What is required:
Restate the data below word for word. Skip any images it contains.

Entries supplied:
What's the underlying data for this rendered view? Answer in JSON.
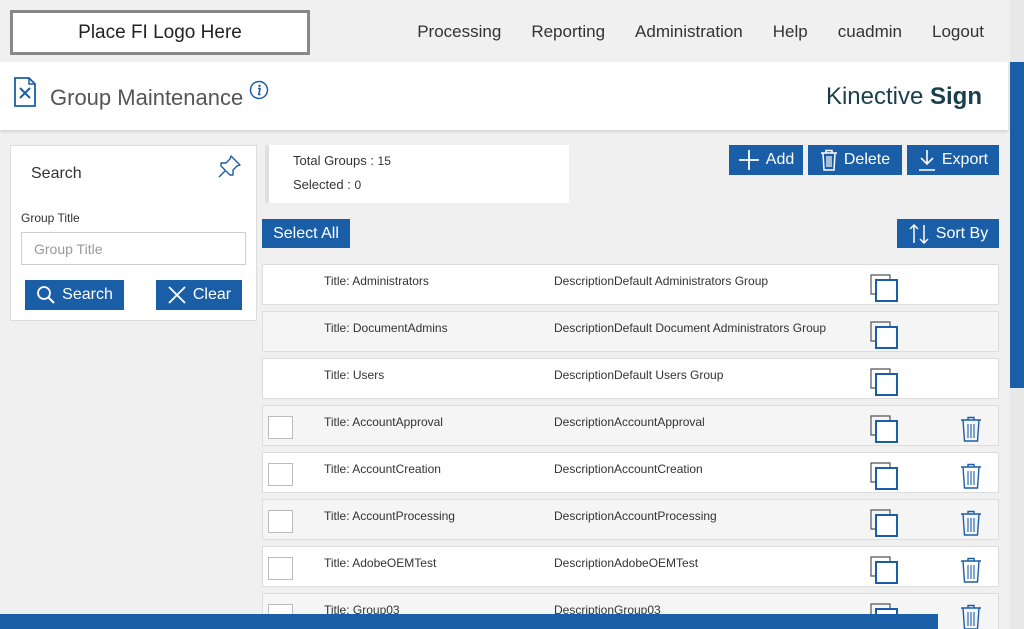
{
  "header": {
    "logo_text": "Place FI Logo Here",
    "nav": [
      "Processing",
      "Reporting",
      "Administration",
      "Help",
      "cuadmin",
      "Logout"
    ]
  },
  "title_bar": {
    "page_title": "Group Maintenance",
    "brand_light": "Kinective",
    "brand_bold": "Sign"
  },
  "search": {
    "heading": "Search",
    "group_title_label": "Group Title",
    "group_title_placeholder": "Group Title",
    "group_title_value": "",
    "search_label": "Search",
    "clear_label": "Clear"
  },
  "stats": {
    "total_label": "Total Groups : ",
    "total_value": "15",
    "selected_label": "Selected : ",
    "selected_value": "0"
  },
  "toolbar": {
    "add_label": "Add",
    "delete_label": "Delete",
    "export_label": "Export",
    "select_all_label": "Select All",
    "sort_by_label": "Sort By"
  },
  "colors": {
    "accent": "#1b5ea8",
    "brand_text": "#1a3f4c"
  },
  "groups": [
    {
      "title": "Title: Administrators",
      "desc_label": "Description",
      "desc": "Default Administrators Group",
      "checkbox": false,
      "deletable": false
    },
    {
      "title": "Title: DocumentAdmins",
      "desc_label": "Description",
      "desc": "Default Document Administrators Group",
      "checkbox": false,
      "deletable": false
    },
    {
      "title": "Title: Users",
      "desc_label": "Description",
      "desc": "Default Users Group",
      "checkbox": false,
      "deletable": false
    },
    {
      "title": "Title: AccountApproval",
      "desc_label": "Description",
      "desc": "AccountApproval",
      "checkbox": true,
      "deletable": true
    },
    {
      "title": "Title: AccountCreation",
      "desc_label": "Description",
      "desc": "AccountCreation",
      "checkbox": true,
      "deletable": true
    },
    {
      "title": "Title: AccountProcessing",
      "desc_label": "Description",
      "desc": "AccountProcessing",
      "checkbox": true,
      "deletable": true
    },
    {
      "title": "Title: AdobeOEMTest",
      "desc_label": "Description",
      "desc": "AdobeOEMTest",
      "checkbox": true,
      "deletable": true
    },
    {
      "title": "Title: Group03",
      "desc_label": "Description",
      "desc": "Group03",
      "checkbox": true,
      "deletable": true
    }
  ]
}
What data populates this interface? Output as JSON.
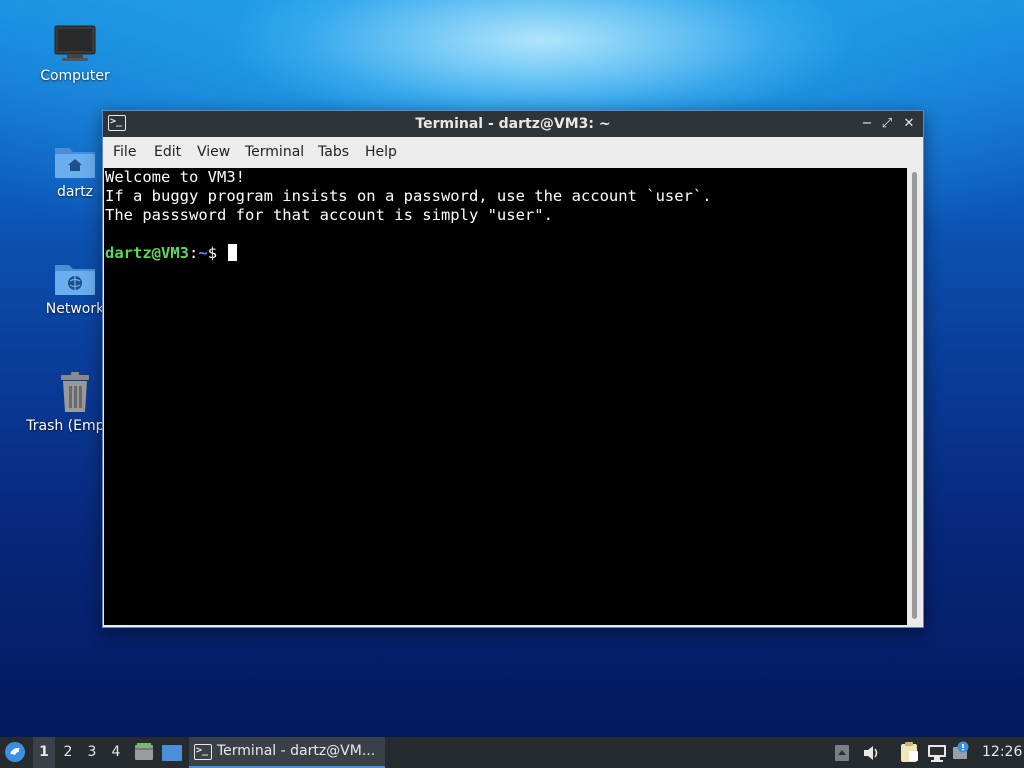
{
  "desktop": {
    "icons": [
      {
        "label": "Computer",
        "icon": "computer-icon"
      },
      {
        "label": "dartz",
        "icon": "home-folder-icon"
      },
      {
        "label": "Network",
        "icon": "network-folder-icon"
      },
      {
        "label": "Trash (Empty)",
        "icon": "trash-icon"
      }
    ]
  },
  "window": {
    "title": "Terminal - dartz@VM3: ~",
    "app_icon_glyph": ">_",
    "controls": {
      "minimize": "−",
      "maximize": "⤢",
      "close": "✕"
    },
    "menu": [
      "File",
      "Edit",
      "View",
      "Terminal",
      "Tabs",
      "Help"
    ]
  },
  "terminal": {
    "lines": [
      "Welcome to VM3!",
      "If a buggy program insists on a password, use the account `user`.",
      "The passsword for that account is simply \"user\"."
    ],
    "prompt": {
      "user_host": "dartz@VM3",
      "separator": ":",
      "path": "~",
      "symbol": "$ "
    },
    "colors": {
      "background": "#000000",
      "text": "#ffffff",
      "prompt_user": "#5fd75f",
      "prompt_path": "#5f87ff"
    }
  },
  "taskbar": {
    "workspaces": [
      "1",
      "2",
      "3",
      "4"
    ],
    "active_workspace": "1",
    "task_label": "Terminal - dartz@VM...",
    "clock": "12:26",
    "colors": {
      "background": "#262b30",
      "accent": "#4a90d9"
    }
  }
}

Exercise result:
What's the underlying data for this rendered view? Answer in JSON.
{
  "header": {
    "logo_text": "Place FI Logo Here",
    "nav": [
      "Processing",
      "Reporting",
      "Administration",
      "Help",
      "cuadmin",
      "Logout"
    ]
  },
  "title_bar": {
    "page_title": "Group Maintenance",
    "brand_light": "Kinective",
    "brand_bold": "Sign"
  },
  "search": {
    "heading": "Search",
    "group_title_label": "Group Title",
    "group_title_placeholder": "Group Title",
    "group_title_value": "",
    "search_label": "Search",
    "clear_label": "Clear"
  },
  "stats": {
    "total_label": "Total Groups : ",
    "total_value": "15",
    "selected_label": "Selected : ",
    "selected_value": "0"
  },
  "toolbar": {
    "add_label": "Add",
    "delete_label": "Delete",
    "export_label": "Export",
    "select_all_label": "Select All",
    "sort_by_label": "Sort By"
  },
  "colors": {
    "accent": "#1b5ea8",
    "brand_text": "#1a3f4c"
  },
  "groups": [
    {
      "title": "Title: Administrators",
      "desc_label": "Description",
      "desc": "Default Administrators Group",
      "checkbox": false,
      "deletable": false
    },
    {
      "title": "Title: DocumentAdmins",
      "desc_label": "Description",
      "desc": "Default Document Administrators Group",
      "checkbox": false,
      "deletable": false
    },
    {
      "title": "Title: Users",
      "desc_label": "Description",
      "desc": "Default Users Group",
      "checkbox": false,
      "deletable": false
    },
    {
      "title": "Title: AccountApproval",
      "desc_label": "Description",
      "desc": "AccountApproval",
      "checkbox": true,
      "deletable": true
    },
    {
      "title": "Title: AccountCreation",
      "desc_label": "Description",
      "desc": "AccountCreation",
      "checkbox": true,
      "deletable": true
    },
    {
      "title": "Title: AccountProcessing",
      "desc_label": "Description",
      "desc": "AccountProcessing",
      "checkbox": true,
      "deletable": true
    },
    {
      "title": "Title: AdobeOEMTest",
      "desc_label": "Description",
      "desc": "AdobeOEMTest",
      "checkbox": true,
      "deletable": true
    },
    {
      "title": "Title: Group03",
      "desc_label": "Description",
      "desc": "Group03",
      "checkbox": true,
      "deletable": true
    }
  ]
}
What data populates this interface? Output as JSON.
{
  "desktop": {
    "icons": [
      {
        "label": "Computer",
        "icon": "computer-icon"
      },
      {
        "label": "dartz",
        "icon": "home-folder-icon"
      },
      {
        "label": "Network",
        "icon": "network-folder-icon"
      },
      {
        "label": "Trash (Empty)",
        "icon": "trash-icon"
      }
    ]
  },
  "window": {
    "title": "Terminal - dartz@VM3: ~",
    "app_icon_glyph": ">_",
    "controls": {
      "minimize": "−",
      "maximize": "⤢",
      "close": "✕"
    },
    "menu": [
      "File",
      "Edit",
      "View",
      "Terminal",
      "Tabs",
      "Help"
    ]
  },
  "terminal": {
    "lines": [
      "Welcome to VM3!",
      "If a buggy program insists on a password, use the account `user`.",
      "The passsword for that account is simply \"user\"."
    ],
    "prompt": {
      "user_host": "dartz@VM3",
      "separator": ":",
      "path": "~",
      "symbol": "$ "
    },
    "colors": {
      "background": "#000000",
      "text": "#ffffff",
      "prompt_user": "#5fd75f",
      "prompt_path": "#5f87ff"
    }
  },
  "taskbar": {
    "workspaces": [
      "1",
      "2",
      "3",
      "4"
    ],
    "active_workspace": "1",
    "task_label": "Terminal - dartz@VM...",
    "clock": "12:26",
    "colors": {
      "background": "#262b30",
      "accent": "#4a90d9"
    }
  }
}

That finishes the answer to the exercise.